Return the whole listing, keeping every character the same.

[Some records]

** Begin **

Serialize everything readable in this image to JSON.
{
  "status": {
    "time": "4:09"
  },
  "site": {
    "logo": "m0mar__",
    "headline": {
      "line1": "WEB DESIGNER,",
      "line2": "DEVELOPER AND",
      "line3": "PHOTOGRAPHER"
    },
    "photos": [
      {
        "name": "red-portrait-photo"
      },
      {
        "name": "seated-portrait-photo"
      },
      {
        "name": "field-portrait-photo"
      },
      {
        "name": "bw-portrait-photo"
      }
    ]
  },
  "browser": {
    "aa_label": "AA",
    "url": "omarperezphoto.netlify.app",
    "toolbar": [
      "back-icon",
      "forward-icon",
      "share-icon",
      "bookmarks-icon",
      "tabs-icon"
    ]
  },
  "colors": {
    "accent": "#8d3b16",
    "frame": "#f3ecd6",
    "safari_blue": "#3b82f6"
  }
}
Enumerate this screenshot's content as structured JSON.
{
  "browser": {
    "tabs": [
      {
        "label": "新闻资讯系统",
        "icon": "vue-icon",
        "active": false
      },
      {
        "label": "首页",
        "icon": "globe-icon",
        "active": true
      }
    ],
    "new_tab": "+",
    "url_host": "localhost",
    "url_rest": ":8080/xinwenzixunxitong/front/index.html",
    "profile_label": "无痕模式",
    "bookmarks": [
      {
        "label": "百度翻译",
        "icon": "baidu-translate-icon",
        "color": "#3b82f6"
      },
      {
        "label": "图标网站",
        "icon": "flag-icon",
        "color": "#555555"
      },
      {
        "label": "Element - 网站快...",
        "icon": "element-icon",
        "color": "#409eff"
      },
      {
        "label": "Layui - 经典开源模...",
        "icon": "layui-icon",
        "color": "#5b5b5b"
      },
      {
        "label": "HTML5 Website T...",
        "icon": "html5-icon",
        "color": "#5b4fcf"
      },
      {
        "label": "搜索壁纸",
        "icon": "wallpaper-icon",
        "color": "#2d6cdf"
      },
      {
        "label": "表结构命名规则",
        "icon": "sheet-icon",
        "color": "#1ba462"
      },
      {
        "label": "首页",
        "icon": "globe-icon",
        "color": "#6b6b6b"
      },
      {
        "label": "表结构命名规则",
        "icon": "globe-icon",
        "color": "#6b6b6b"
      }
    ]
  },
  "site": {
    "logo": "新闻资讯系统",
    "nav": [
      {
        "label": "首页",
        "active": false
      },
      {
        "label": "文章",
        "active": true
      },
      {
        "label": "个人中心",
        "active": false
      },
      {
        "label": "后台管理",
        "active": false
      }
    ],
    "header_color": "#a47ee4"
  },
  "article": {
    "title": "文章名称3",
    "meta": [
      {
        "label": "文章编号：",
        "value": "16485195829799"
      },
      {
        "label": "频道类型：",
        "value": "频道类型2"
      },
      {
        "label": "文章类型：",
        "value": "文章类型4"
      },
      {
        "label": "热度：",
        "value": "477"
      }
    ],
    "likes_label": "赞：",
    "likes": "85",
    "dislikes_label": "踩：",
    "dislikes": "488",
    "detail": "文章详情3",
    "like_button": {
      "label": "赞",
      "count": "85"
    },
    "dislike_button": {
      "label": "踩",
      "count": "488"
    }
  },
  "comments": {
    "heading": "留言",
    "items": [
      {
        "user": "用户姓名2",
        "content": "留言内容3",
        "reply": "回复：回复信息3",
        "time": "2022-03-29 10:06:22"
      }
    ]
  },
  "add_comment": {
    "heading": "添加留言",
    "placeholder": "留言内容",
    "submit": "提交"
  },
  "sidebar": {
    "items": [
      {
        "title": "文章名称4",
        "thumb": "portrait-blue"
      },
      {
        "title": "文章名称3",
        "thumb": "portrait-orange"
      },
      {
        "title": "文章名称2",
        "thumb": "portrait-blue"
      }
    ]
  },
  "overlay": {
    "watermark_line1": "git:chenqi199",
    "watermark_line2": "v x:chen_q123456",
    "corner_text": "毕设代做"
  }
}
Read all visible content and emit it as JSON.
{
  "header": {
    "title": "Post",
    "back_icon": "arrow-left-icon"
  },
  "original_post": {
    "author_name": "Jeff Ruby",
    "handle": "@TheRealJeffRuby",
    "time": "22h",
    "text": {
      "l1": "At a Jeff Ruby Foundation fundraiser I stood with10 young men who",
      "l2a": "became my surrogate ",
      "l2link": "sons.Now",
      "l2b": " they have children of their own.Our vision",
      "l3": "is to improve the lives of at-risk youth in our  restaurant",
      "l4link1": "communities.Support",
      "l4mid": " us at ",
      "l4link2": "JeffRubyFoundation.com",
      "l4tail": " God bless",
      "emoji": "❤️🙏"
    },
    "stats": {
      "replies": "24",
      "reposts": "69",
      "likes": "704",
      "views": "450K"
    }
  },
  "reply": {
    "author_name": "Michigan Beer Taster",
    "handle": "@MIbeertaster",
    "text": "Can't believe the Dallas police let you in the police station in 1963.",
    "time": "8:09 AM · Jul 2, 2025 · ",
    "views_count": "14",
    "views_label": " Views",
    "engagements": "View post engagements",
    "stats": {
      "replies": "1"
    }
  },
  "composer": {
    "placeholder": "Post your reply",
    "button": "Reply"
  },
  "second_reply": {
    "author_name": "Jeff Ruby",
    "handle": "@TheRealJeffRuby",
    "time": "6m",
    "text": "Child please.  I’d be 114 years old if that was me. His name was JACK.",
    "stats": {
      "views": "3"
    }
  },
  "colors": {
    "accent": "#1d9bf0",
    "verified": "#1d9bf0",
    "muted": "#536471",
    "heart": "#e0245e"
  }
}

** End **

## FULL ANSWER
Serialize everything readable in this image to JSON.
{
  "status": {
    "time": "4:09"
  },
  "site": {
    "logo": "m0mar__",
    "headline": {
      "line1": "WEB DESIGNER,",
      "line2": "DEVELOPER AND",
      "line3": "PHOTOGRAPHER"
    },
    "photos": [
      {
        "name": "red-portrait-photo"
      },
      {
        "name": "seated-portrait-photo"
      },
      {
        "name": "field-portrait-photo"
      },
      {
        "name": "bw-portrait-photo"
      }
    ]
  },
  "browser": {
    "aa_label": "AA",
    "url": "omarperezphoto.netlify.app",
    "toolbar": [
      "back-icon",
      "forward-icon",
      "share-icon",
      "bookmarks-icon",
      "tabs-icon"
    ]
  },
  "colors": {
    "accent": "#8d3b16",
    "frame": "#f3ecd6",
    "safari_blue": "#3b82f6"
  }
}
Enumerate this screenshot's content as structured JSON.
{
  "browser": {
    "tabs": [
      {
        "label": "新闻资讯系统",
        "icon": "vue-icon",
        "active": false
      },
      {
        "label": "首页",
        "icon": "globe-icon",
        "active": true
      }
    ],
    "new_tab": "+",
    "url_host": "localhost",
    "url_rest": ":8080/xinwenzixunxitong/front/index.html",
    "profile_label": "无痕模式",
    "bookmarks": [
      {
        "label": "百度翻译",
        "icon": "baidu-translate-icon",
        "color": "#3b82f6"
      },
      {
        "label": "图标网站",
        "icon": "flag-icon",
        "color": "#555555"
      },
      {
        "label": "Element - 网站快...",
        "icon": "element-icon",
        "color": "#409eff"
      },
      {
        "label": "Layui - 经典开源模...",
        "icon": "layui-icon",
        "color": "#5b5b5b"
      },
      {
        "label": "HTML5 Website T...",
        "icon": "html5-icon",
        "color": "#5b4fcf"
      },
      {
        "label": "搜索壁纸",
        "icon": "wallpaper-icon",
        "color": "#2d6cdf"
      },
      {
        "label": "表结构命名规则",
        "icon": "sheet-icon",
        "color": "#1ba462"
      },
      {
        "label": "首页",
        "icon": "globe-icon",
        "color": "#6b6b6b"
      },
      {
        "label": "表结构命名规则",
        "icon": "globe-icon",
        "color": "#6b6b6b"
      }
    ]
  },
  "site": {
    "logo": "新闻资讯系统",
    "nav": [
      {
        "label": "首页",
        "active": false
      },
      {
        "label": "文章",
        "active": true
      },
      {
        "label": "个人中心",
        "active": false
      },
      {
        "label": "后台管理",
        "active": false
      }
    ],
    "header_color": "#a47ee4"
  },
  "article": {
    "title": "文章名称3",
    "meta": [
      {
        "label": "文章编号：",
        "value": "16485195829799"
      },
      {
        "label": "频道类型：",
        "value": "频道类型2"
      },
      {
        "label": "文章类型：",
        "value": "文章类型4"
      },
      {
        "label": "热度：",
        "value": "477"
      }
    ],
    "likes_label": "赞：",
    "likes": "85",
    "dislikes_label": "踩：",
    "dislikes": "488",
    "detail": "文章详情3",
    "like_button": {
      "label": "赞",
      "count": "85"
    },
    "dislike_button": {
      "label": "踩",
      "count": "488"
    }
  },
  "comments": {
    "heading": "留言",
    "items": [
      {
        "user": "用户姓名2",
        "content": "留言内容3",
        "reply": "回复：回复信息3",
        "time": "2022-03-29 10:06:22"
      }
    ]
  },
  "add_comment": {
    "heading": "添加留言",
    "placeholder": "留言内容",
    "submit": "提交"
  },
  "sidebar": {
    "items": [
      {
        "title": "文章名称4",
        "thumb": "portrait-blue"
      },
      {
        "title": "文章名称3",
        "thumb": "portrait-orange"
      },
      {
        "title": "文章名称2",
        "thumb": "portrait-blue"
      }
    ]
  },
  "overlay": {
    "watermark_line1": "git:chenqi199",
    "watermark_line2": "v x:chen_q123456",
    "corner_text": "毕设代做"
  }
}
Read all visible content and emit it as JSON.
{
  "header": {
    "title": "Post",
    "back_icon": "arrow-left-icon"
  },
  "original_post": {
    "author_name": "Jeff Ruby",
    "handle": "@TheRealJeffRuby",
    "time": "22h",
    "text": {
      "l1": "At a Jeff Ruby Foundation fundraiser I stood with10 young men who",
      "l2a": "became my surrogate ",
      "l2link": "sons.Now",
      "l2b": " they have children of their own.Our vision",
      "l3": "is to improve the lives of at-risk youth in our  restaurant",
      "l4link1": "communities.Support",
      "l4mid": " us at ",
      "l4link2": "JeffRubyFoundation.com",
      "l4tail": " God bless",
      "emoji": "❤️🙏"
    },
    "stats": {
      "replies": "24",
      "reposts": "69",
      "likes": "704",
      "views": "450K"
    }
  },
  "reply": {
    "author_name": "Michigan Beer Taster",
    "handle": "@MIbeertaster",
    "text": "Can't believe the Dallas police let you in the police station in 1963.",
    "time": "8:09 AM · Jul 2, 2025 · ",
    "views_count": "14",
    "views_label": " Views",
    "engagements": "View post engagements",
    "stats": {
      "replies": "1"
    }
  },
  "composer": {
    "placeholder": "Post your reply",
    "button": "Reply"
  },
  "second_reply": {
    "author_name": "Jeff Ruby",
    "handle": "@TheRealJeffRuby",
    "time": "6m",
    "text": "Child please.  I’d be 114 years old if that was me. His name was JACK.",
    "stats": {
      "views": "3"
    }
  },
  "colors": {
    "accent": "#1d9bf0",
    "verified": "#1d9bf0",
    "muted": "#536471",
    "heart": "#e0245e"
  }
}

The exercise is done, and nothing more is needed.